Direction
Among the entries below, count the lines where the string "JSON" occurs, and give only the number.

— Start —

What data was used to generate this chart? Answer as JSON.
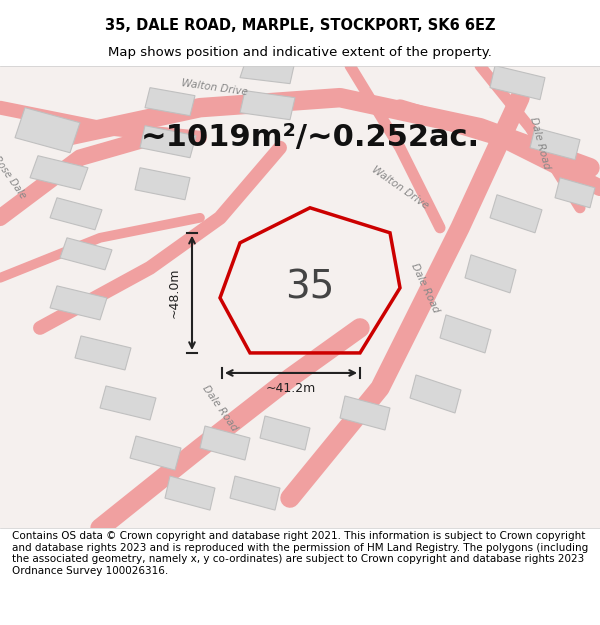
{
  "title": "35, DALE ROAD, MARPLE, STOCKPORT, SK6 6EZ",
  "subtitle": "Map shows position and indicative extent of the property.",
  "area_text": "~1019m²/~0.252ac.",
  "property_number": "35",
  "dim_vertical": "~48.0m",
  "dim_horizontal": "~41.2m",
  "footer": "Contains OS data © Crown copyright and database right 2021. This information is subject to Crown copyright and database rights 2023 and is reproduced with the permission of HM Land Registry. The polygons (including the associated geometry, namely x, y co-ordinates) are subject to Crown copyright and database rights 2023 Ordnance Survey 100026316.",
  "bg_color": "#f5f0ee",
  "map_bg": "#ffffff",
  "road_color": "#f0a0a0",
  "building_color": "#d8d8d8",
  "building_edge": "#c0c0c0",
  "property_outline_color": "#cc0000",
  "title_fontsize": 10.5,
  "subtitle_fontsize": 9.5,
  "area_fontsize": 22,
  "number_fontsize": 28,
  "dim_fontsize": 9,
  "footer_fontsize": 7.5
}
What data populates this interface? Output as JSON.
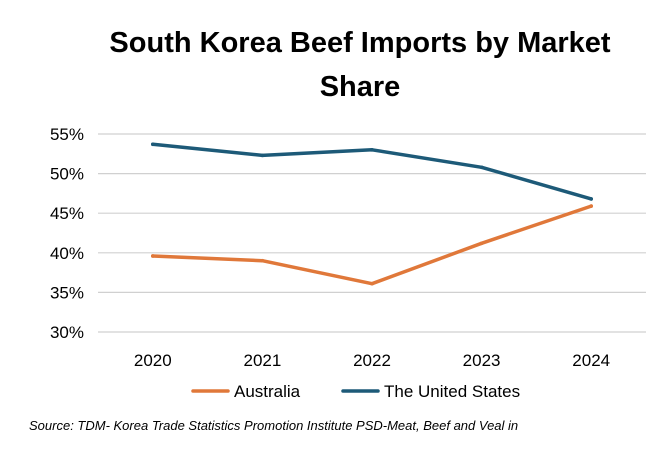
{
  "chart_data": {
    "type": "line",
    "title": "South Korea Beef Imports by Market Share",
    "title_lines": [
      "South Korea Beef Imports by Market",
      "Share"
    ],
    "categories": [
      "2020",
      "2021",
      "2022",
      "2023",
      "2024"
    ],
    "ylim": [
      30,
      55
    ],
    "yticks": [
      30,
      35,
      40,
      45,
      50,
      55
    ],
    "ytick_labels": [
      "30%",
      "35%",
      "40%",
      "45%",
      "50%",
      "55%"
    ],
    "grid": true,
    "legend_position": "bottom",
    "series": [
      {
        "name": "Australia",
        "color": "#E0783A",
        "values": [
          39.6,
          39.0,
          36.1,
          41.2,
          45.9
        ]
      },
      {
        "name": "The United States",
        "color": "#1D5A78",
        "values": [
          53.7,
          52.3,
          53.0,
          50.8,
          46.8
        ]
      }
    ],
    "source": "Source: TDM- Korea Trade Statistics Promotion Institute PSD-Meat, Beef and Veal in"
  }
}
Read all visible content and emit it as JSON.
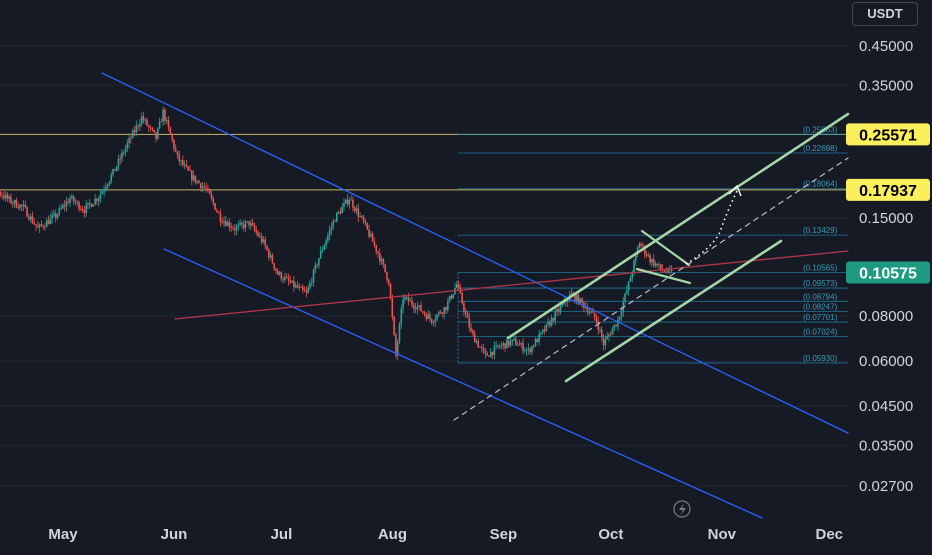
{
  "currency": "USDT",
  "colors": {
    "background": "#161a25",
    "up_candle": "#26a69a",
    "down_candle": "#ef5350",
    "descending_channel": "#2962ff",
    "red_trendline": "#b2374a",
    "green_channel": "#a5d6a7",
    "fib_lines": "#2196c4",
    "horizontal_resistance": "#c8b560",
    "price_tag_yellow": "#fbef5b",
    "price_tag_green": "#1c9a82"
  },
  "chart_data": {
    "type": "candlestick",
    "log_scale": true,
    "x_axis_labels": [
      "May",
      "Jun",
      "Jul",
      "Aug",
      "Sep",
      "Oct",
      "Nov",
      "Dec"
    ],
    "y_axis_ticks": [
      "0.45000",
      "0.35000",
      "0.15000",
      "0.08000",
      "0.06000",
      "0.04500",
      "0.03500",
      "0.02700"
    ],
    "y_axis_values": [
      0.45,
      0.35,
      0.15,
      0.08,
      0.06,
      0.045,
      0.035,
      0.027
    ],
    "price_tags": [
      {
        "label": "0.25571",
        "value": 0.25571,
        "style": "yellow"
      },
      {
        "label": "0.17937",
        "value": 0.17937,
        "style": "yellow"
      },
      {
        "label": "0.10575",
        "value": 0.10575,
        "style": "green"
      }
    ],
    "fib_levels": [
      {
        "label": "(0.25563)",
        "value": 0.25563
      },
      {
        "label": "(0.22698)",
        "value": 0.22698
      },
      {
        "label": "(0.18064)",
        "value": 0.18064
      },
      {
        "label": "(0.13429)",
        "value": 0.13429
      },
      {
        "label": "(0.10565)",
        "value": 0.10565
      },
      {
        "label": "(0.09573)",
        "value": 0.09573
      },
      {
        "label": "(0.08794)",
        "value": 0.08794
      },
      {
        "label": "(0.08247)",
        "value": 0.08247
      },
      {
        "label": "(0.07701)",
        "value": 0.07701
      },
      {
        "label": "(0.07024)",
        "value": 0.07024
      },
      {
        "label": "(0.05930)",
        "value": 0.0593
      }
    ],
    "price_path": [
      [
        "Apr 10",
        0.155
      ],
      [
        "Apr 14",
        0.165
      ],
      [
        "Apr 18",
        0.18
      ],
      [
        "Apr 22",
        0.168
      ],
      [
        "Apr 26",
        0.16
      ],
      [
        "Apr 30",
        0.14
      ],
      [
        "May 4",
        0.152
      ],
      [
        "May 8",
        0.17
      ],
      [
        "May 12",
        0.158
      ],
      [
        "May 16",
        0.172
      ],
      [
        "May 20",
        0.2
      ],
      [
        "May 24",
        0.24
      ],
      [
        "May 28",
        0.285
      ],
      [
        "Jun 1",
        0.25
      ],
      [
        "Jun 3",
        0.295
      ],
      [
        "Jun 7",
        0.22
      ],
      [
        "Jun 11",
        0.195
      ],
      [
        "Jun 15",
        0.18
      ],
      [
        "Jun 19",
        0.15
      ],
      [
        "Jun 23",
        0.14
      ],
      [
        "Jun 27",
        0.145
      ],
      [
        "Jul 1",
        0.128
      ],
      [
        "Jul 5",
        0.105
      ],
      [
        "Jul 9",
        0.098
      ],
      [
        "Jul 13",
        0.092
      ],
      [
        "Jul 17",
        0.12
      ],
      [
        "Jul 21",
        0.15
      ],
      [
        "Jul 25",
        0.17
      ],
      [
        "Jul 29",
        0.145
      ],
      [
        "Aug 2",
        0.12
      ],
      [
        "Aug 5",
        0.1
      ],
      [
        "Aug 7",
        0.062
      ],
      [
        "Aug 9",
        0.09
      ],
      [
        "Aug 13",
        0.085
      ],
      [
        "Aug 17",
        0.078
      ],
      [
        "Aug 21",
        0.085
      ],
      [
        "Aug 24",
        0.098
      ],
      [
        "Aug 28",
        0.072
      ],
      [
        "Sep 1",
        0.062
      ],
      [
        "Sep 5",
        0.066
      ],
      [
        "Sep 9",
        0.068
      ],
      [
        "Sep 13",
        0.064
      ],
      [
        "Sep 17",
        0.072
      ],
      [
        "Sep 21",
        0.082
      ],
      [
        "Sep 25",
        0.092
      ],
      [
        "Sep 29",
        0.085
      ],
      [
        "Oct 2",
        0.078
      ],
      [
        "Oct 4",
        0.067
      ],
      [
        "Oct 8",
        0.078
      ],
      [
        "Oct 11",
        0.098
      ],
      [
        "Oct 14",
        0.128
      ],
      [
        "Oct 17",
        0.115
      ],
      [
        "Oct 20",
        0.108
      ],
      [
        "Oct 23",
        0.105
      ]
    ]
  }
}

— End —
— Start —

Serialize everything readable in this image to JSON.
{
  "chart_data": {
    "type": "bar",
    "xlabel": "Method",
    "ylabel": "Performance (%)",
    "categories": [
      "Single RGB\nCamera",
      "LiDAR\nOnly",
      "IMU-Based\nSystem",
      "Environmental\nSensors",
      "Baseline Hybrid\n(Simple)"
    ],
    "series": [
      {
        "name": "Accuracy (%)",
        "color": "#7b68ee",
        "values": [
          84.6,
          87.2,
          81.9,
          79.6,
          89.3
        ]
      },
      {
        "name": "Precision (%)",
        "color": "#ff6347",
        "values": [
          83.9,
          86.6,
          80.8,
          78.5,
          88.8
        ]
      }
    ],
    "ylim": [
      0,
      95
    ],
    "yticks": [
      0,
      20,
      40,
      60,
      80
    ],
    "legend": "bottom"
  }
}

— End —

Final result
4